Begin with the line holding "Read the values" and write out each following line to the end of the data, exactly. Pictures are left out.

-- START Raw data --

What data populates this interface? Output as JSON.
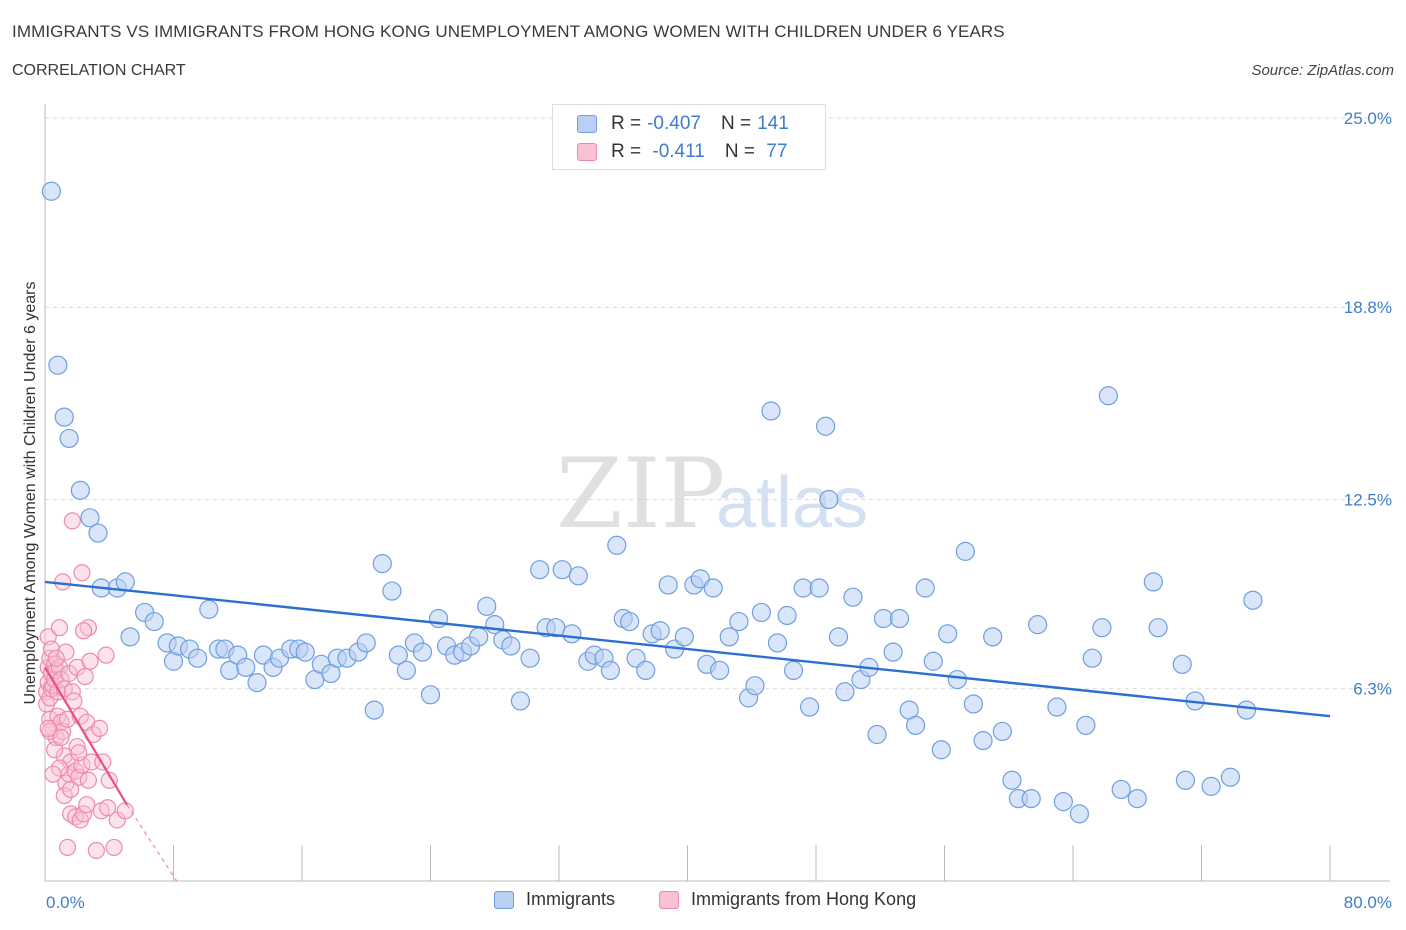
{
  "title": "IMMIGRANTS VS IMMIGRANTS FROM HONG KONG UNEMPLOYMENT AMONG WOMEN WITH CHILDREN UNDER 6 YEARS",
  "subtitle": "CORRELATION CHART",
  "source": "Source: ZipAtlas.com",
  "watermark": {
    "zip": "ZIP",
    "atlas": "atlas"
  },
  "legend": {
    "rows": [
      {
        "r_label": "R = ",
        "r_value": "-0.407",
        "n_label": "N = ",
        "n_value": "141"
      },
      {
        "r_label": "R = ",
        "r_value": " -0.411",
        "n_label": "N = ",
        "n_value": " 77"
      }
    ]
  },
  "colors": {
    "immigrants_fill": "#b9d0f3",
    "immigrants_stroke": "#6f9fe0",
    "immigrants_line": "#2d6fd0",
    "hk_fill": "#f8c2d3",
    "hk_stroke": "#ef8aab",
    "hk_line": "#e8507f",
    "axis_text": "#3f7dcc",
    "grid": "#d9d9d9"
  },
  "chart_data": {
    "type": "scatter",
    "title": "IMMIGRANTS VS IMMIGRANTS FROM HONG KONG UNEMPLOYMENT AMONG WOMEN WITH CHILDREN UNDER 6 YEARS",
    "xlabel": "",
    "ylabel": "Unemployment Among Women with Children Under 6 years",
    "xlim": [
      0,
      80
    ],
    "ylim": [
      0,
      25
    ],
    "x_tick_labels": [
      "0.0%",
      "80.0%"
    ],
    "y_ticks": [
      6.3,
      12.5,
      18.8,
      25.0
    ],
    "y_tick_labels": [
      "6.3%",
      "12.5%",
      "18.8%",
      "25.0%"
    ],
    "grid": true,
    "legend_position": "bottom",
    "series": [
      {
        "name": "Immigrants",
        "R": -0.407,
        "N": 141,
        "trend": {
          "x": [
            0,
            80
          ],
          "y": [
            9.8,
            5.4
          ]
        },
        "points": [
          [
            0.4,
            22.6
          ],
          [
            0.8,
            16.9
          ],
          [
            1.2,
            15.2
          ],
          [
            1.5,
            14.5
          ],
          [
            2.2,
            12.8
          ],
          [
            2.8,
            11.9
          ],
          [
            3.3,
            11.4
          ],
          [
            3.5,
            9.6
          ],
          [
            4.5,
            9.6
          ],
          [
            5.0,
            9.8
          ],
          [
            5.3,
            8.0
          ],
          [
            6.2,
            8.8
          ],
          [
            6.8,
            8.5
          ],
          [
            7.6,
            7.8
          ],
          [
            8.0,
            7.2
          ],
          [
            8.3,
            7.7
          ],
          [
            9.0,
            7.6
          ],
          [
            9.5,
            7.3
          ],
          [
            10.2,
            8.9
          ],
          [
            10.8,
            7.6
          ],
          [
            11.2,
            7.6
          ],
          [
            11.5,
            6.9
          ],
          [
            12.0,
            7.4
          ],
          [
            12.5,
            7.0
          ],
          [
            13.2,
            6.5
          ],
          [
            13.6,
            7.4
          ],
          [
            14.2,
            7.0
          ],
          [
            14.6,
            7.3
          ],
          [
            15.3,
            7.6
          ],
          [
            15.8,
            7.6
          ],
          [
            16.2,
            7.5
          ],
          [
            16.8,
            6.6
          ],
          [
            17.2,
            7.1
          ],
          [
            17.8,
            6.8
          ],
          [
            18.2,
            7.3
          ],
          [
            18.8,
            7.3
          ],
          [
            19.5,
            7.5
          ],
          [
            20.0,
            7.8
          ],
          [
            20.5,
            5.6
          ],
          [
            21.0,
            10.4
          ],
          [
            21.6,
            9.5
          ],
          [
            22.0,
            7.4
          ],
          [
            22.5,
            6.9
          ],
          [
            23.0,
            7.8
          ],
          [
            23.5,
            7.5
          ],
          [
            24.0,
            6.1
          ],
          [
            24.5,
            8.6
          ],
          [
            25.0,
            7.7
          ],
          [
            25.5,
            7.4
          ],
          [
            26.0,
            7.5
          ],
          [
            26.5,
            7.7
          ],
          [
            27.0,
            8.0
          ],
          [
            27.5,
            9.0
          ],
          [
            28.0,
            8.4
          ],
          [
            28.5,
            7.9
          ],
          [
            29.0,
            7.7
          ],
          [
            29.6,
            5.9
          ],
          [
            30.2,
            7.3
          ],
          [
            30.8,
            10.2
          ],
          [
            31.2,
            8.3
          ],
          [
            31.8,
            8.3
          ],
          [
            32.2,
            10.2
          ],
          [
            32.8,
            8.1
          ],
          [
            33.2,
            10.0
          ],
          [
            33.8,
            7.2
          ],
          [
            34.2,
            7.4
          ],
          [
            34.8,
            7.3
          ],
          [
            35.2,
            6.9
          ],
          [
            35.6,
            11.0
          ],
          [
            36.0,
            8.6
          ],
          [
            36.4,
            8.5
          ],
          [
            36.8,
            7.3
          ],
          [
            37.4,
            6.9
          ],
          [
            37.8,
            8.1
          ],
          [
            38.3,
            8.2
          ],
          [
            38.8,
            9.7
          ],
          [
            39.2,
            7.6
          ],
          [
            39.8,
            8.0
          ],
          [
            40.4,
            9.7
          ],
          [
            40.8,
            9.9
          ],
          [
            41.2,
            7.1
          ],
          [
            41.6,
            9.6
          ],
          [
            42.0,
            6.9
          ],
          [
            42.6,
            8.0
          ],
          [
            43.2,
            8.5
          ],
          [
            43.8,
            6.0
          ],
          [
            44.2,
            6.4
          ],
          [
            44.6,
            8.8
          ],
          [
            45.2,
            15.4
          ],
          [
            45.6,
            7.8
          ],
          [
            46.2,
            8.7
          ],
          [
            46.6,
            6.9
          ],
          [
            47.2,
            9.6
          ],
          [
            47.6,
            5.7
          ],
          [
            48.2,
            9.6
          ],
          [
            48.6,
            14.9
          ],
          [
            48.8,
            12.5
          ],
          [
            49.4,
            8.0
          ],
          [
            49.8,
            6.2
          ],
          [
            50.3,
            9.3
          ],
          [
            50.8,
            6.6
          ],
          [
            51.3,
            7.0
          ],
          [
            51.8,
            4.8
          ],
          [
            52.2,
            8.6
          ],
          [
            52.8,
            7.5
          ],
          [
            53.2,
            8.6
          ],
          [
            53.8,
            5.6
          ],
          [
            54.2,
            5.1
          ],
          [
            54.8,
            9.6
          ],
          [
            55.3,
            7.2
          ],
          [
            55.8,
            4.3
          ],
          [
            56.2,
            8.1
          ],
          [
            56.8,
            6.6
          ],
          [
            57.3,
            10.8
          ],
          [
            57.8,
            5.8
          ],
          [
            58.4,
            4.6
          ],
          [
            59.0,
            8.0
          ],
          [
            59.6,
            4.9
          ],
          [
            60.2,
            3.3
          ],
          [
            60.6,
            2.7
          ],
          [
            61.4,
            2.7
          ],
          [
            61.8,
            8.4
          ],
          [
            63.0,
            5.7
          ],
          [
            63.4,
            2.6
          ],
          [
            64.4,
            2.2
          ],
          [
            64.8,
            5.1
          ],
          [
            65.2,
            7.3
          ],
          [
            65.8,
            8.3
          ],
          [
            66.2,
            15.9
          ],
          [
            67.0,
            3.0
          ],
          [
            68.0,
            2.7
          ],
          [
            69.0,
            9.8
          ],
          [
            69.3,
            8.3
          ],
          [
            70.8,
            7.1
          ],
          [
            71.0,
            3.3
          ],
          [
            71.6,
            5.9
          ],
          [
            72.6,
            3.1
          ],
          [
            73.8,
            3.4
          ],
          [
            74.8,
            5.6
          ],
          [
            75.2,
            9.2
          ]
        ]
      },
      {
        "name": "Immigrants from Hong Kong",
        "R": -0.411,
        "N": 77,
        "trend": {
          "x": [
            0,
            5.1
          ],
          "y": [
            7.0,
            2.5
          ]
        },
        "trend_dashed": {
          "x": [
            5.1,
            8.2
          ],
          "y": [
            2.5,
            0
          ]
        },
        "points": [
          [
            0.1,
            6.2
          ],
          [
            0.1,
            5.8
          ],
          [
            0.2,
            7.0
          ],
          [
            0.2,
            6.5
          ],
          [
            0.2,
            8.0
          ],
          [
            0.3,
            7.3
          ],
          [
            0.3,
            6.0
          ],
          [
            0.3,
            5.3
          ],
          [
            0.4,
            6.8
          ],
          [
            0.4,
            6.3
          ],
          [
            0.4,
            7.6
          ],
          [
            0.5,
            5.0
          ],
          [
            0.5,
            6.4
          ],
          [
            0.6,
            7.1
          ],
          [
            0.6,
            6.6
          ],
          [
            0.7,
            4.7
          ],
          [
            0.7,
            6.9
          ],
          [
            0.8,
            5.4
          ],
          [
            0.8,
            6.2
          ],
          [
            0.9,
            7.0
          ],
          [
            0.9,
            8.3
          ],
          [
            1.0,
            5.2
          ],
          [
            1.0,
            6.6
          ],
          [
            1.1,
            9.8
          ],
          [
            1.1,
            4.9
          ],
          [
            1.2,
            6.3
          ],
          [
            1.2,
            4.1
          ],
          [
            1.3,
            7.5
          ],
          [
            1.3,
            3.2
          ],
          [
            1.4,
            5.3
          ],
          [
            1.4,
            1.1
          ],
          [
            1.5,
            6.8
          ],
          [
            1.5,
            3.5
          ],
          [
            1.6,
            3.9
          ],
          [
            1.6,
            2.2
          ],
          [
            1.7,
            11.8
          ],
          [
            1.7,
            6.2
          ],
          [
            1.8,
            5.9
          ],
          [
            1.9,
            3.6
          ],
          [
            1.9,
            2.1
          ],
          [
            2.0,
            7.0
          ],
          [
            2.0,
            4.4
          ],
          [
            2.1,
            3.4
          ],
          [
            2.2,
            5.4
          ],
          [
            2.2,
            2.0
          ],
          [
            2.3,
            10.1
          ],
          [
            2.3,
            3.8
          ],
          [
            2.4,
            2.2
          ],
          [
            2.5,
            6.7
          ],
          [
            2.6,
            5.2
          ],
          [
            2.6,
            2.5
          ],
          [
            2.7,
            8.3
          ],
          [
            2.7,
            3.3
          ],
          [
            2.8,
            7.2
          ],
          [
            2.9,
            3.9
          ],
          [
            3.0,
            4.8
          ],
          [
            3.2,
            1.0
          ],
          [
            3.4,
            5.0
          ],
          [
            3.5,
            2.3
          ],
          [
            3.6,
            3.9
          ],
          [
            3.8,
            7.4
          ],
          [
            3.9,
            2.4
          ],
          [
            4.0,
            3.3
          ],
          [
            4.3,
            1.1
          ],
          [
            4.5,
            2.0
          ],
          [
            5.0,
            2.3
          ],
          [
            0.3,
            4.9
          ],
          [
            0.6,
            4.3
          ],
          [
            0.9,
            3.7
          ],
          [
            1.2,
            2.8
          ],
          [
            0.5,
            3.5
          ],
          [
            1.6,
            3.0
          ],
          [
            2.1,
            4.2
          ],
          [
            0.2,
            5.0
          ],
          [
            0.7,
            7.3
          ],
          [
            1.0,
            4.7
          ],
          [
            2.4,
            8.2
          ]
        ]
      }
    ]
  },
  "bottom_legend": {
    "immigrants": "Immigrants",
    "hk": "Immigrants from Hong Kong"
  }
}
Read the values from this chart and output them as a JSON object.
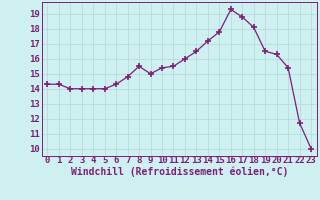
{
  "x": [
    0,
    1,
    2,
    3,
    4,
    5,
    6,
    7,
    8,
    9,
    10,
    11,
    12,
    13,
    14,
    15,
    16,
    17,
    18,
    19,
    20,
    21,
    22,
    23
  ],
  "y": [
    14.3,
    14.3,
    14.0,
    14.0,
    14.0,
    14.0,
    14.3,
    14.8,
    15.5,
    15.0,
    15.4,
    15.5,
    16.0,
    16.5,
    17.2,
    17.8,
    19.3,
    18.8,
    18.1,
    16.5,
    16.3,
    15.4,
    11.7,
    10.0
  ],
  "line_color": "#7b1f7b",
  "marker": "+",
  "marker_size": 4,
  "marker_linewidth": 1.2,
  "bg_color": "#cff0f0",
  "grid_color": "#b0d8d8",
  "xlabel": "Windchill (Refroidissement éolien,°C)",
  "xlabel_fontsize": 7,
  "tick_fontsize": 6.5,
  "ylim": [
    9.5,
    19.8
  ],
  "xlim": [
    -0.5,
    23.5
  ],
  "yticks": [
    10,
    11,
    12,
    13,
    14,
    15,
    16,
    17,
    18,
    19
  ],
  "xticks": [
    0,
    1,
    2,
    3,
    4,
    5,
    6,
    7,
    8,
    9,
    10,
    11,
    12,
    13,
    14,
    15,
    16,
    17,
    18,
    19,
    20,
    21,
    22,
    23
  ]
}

-- END Raw data --

(Complete response)
Read the values from this chart and output them as a JSON object.
{
  "x": [
    0,
    1,
    2,
    3,
    4,
    5,
    6,
    7,
    8,
    9,
    10,
    11,
    12,
    13,
    14,
    15,
    16,
    17,
    18,
    19,
    20,
    21,
    22,
    23
  ],
  "y": [
    14.3,
    14.3,
    14.0,
    14.0,
    14.0,
    14.0,
    14.3,
    14.8,
    15.5,
    15.0,
    15.4,
    15.5,
    16.0,
    16.5,
    17.2,
    17.8,
    19.3,
    18.8,
    18.1,
    16.5,
    16.3,
    15.4,
    11.7,
    10.0
  ],
  "line_color": "#7b1f7b",
  "marker": "+",
  "marker_size": 4,
  "marker_linewidth": 1.2,
  "bg_color": "#cff0f0",
  "grid_color": "#b0d8d8",
  "xlabel": "Windchill (Refroidissement éolien,°C)",
  "xlabel_fontsize": 7,
  "tick_fontsize": 6.5,
  "ylim": [
    9.5,
    19.8
  ],
  "xlim": [
    -0.5,
    23.5
  ],
  "yticks": [
    10,
    11,
    12,
    13,
    14,
    15,
    16,
    17,
    18,
    19
  ],
  "xticks": [
    0,
    1,
    2,
    3,
    4,
    5,
    6,
    7,
    8,
    9,
    10,
    11,
    12,
    13,
    14,
    15,
    16,
    17,
    18,
    19,
    20,
    21,
    22,
    23
  ]
}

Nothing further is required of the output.